* **Short exercise**:
For every line in the data below that contains "JSON", copy the line.

* **Supplied information**:
((

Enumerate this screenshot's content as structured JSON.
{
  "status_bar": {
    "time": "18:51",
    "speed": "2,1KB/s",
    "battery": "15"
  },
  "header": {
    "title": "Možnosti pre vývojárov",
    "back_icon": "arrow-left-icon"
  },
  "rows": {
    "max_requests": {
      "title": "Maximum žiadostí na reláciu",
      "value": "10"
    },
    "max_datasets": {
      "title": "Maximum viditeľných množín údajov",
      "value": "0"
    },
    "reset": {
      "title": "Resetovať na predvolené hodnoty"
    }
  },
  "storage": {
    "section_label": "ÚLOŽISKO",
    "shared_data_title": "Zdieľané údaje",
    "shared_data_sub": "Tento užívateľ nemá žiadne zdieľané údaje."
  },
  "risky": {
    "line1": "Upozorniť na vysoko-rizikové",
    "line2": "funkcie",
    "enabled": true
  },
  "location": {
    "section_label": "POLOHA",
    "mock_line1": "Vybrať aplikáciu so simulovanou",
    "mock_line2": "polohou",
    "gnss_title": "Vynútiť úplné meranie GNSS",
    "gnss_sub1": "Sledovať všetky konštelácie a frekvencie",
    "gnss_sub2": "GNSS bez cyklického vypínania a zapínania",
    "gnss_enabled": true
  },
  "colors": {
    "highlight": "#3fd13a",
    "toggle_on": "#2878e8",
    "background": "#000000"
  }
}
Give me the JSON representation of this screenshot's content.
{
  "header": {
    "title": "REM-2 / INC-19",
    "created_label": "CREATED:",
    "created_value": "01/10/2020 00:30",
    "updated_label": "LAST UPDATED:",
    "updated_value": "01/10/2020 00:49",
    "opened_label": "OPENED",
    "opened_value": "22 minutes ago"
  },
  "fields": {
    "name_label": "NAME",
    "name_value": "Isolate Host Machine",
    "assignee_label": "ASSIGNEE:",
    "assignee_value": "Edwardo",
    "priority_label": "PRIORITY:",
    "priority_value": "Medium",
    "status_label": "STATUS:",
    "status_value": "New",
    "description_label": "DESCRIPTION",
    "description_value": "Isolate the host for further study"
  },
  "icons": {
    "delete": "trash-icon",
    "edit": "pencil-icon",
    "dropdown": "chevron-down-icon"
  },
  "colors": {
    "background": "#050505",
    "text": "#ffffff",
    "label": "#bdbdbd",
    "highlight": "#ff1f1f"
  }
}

))

* **The output**:
Enumerate this screenshot's content as structured JSON.
Give me the JSON representation of this screenshot's content.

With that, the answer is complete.